(THE TASK) Reproduce, without any changes, the lines in the items that begin at the line containing "view-toggle xyxy=(967,227,1003,248)" and end with the line containing "scrollbar-thumb[interactable] xyxy=(1016,45,1022,133)". Include both of those lines.
=== DATASET ENTRIES ===
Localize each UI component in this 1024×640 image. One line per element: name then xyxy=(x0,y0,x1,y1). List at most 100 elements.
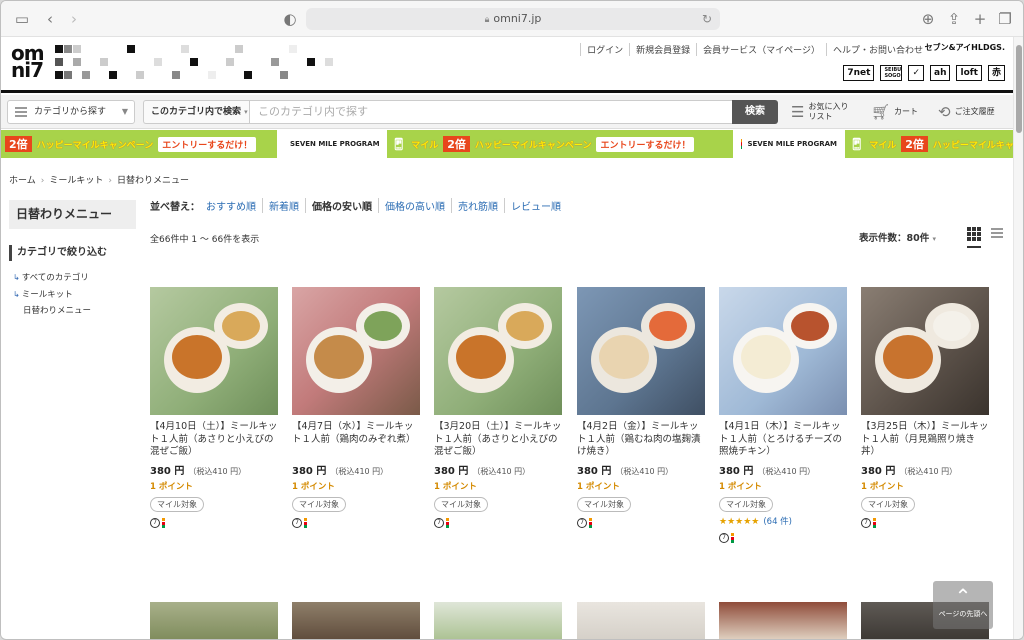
view-toggle xyxy=(967,227,1003,248)
back-icon[interactable]: ‹ xyxy=(41,10,59,28)
search-button[interactable]: 検索 xyxy=(732,100,778,124)
product-name[interactable]: 【4月1日（木）】ミールキット１人前（とろけるチーズの照焼チキン） xyxy=(719,421,847,459)
chevron-down-icon: ▼ xyxy=(121,107,128,116)
login-link[interactable]: ログイン xyxy=(580,43,629,56)
address-bar[interactable]: 🔒︎ omni7.jp ↻ xyxy=(306,8,720,30)
member-service-link[interactable]: 会員サービス（マイページ） xyxy=(696,43,826,56)
price-tax: （税込410 円） xyxy=(615,467,674,476)
scrollbar-thumb[interactable] xyxy=(1016,45,1022,133)
rating-count[interactable]: (64 件) xyxy=(763,517,792,527)
scrollbar[interactable] xyxy=(1013,37,1023,639)
product-price: 380 円（税込410 円） xyxy=(577,462,705,477)
reload-icon[interactable]: ↻ xyxy=(702,8,712,30)
sidebar-item-daily-menu[interactable]: 日替わりメニュー xyxy=(13,303,91,320)
product-photo[interactable] xyxy=(150,287,278,415)
breadcrumb-home[interactable]: ホーム xyxy=(9,176,36,186)
per-page-select[interactable]: 表示件数：80件 ▾ xyxy=(859,230,936,244)
sidebar-filter-heading: カテゴリで絞り込む xyxy=(9,245,136,261)
banner-mile-campaign: 2倍 ハッピーマイルキャンペーン エントリーするだけ！ xyxy=(1,130,277,158)
product-card[interactable]: 【3月20日（土）】ミールキット１人前（あさりと小えびの混ぜご飯） 380 円（… xyxy=(434,287,562,529)
url-text: omni7.jp xyxy=(493,12,542,25)
product-name[interactable]: 【3月20日（土）】ミールキット１人前（あさりと小えびの混ぜご飯） xyxy=(434,421,562,459)
product-photo[interactable] xyxy=(577,602,705,639)
product-photo[interactable] xyxy=(719,287,847,415)
cart-button[interactable]: 🛒︎ カート xyxy=(871,99,918,125)
product-photo[interactable] xyxy=(434,602,562,639)
page-top-button[interactable]: ⌃ ページの先頭へ xyxy=(933,581,993,629)
product-photo[interactable] xyxy=(577,287,705,415)
omni7-logo[interactable]: om ni7 xyxy=(11,43,47,80)
favorites-button[interactable]: ☰ お気に入り リスト xyxy=(791,99,850,125)
product-card[interactable]: 【4月1日（木）】ミールキット１人前（とろけるチーズの照焼チキン） 380 円（… xyxy=(719,287,847,544)
lock-icon: 🔒︎ xyxy=(484,15,490,25)
search-scope-select[interactable]: このカテゴリ内で検索 ▾ xyxy=(143,100,249,124)
favorites-label: お気に入り リスト xyxy=(808,102,849,121)
search-row: カテゴリから探す ▼ このカテゴリ内で検索 ▾ このカテゴリ内で探す 検索 ☰ … xyxy=(1,95,1015,129)
sort-price-high[interactable]: 価格の高い順 xyxy=(378,198,451,213)
chevron-down-icon: ▾ xyxy=(932,235,937,243)
product-rating[interactable]: ★★★★★ (64 件) xyxy=(719,515,847,527)
dish-food xyxy=(222,311,260,341)
dish-food xyxy=(314,335,364,379)
product-points: 1 ポイント xyxy=(577,482,620,492)
sort-bestseller[interactable]: 売れ筋順 xyxy=(451,198,504,213)
breadcrumb-mealkit[interactable]: ミールキット xyxy=(49,176,103,186)
seven-circle-icon: 7 xyxy=(577,518,587,529)
privacy-shield-icon[interactable]: ◐ xyxy=(281,10,299,28)
sidebar-toggle-icon[interactable]: ▭ xyxy=(13,10,31,28)
sort-review[interactable]: レビュー順 xyxy=(504,198,567,213)
help-link[interactable]: ヘルプ・お問い合わせ xyxy=(825,43,929,56)
product-photo[interactable] xyxy=(434,287,562,415)
product-photo[interactable] xyxy=(150,602,278,639)
brand-ito-yokado[interactable]: 赤 xyxy=(987,65,1005,81)
product-card[interactable]: 【3月25日（木）】ミールキット１人前（月見鶏照り焼き丼） 380 円（税込41… xyxy=(861,287,989,529)
seven-i-holdings-logo[interactable]: セブン&アイHLDGS. xyxy=(925,42,1005,53)
order-history-button[interactable]: ⟲ ご注文履歴 xyxy=(938,99,995,125)
search-input[interactable]: このカテゴリ内で探す xyxy=(249,100,733,124)
sidebar-item-all[interactable]: ↳ すべてのカテゴリ xyxy=(13,269,91,286)
share-icon[interactable]: ⇪ xyxy=(945,10,963,28)
product-name[interactable]: 【4月2日（金）】ミールキット１人前（鶏むね肉の塩麹漬け焼き） xyxy=(577,421,705,459)
tabs-overview-icon[interactable]: ❐ xyxy=(996,10,1014,28)
product-points: 1 ポイント xyxy=(719,482,762,492)
price-tax: （税込410 円） xyxy=(330,467,389,476)
product-photo[interactable] xyxy=(861,287,989,415)
brand-7net[interactable]: 7net xyxy=(843,65,875,81)
breadcrumb: ホーム › ミールキット › 日替わりメニュー xyxy=(9,173,189,186)
category-browse-label: カテゴリから探す xyxy=(34,107,107,117)
list-view-icon[interactable] xyxy=(991,228,1003,240)
brand-loft[interactable]: loft xyxy=(956,65,982,81)
sort-price-low[interactable]: 価格の安い順 xyxy=(305,198,378,213)
sort-recommended[interactable]: おすすめ順 xyxy=(206,198,262,213)
product-photo[interactable] xyxy=(292,602,420,639)
brand-seibu-sogo[interactable]: SEIBU SOGO xyxy=(880,65,903,81)
sidebar-item-label: ミールキット xyxy=(21,290,73,300)
forward-icon[interactable]: › xyxy=(65,10,83,28)
category-browse-button[interactable]: カテゴリから探す ▼ xyxy=(7,100,135,124)
product-photo[interactable] xyxy=(719,602,847,639)
product-card[interactable]: 【4月2日（金）】ミールキット１人前（鶏むね肉の塩麹漬け焼き） 380 円（税込… xyxy=(577,287,705,529)
product-name[interactable]: 【4月10日（土）】ミールキット１人前（あさりと小えびの混ぜご飯） xyxy=(150,421,278,459)
download-icon[interactable]: ⊕ xyxy=(919,10,937,28)
product-photo[interactable] xyxy=(292,287,420,415)
product-price: 380 円（税込410 円） xyxy=(861,462,989,477)
sidebar-item-mealkit[interactable]: ↳ ミールキット xyxy=(13,286,91,303)
dish-food xyxy=(364,311,402,341)
cart-icon: 🛒︎ xyxy=(871,103,891,121)
new-tab-icon[interactable]: + xyxy=(971,10,989,28)
brand-akachan[interactable]: ah xyxy=(930,65,951,81)
product-card[interactable]: 【4月7日（水）】ミールキット１人前（鶏肉のみぞれ煮） 380 円（税込410 … xyxy=(292,287,420,529)
grid-view-icon[interactable] xyxy=(967,227,981,248)
banner-mile-campaign: 📱︎ マイル 2倍 ハッピーマイルキャンペーン xyxy=(845,130,1015,158)
product-name[interactable]: 【3月25日（木）】ミールキット１人前（月見鶏照り焼き丼） xyxy=(861,421,989,459)
sort-newest[interactable]: 新着順 xyxy=(262,198,305,213)
mile-badge: マイル対象 xyxy=(292,497,346,512)
product-price: 380 円（税込410 円） xyxy=(150,462,278,477)
dish-food xyxy=(506,311,544,341)
product-card[interactable]: 【4月10日（土）】ミールキット１人前（あさりと小えびの混ぜご飯） 380 円（… xyxy=(150,287,278,529)
campaign-banner[interactable]: 2倍 ハッピーマイルキャンペーン エントリーするだけ！ SEVEN MILE P… xyxy=(1,130,1015,158)
brand-check[interactable]: ✓ xyxy=(908,65,924,81)
register-link[interactable]: 新規会員登録 xyxy=(629,43,696,56)
price-value: 380 円 xyxy=(861,466,896,477)
product-name[interactable]: 【4月7日（水）】ミールキット１人前（鶏肉のみぞれ煮） xyxy=(292,421,420,459)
===
(PROBLEM SOLUTION)
view-toggle xyxy=(967,227,1003,248)
back-icon[interactable]: ‹ xyxy=(41,10,59,28)
search-button[interactable]: 検索 xyxy=(732,100,778,124)
product-name[interactable]: 【4月1日（木）】ミールキット１人前（とろけるチーズの照焼チキン） xyxy=(719,421,847,459)
chevron-down-icon: ▼ xyxy=(121,107,128,116)
login-link[interactable]: ログイン xyxy=(580,43,629,56)
address-bar[interactable]: 🔒︎ omni7.jp ↻ xyxy=(306,8,720,30)
member-service-link[interactable]: 会員サービス（マイページ） xyxy=(696,43,826,56)
price-tax: （税込410 円） xyxy=(615,467,674,476)
scrollbar-thumb[interactable] xyxy=(1016,45,1022,133)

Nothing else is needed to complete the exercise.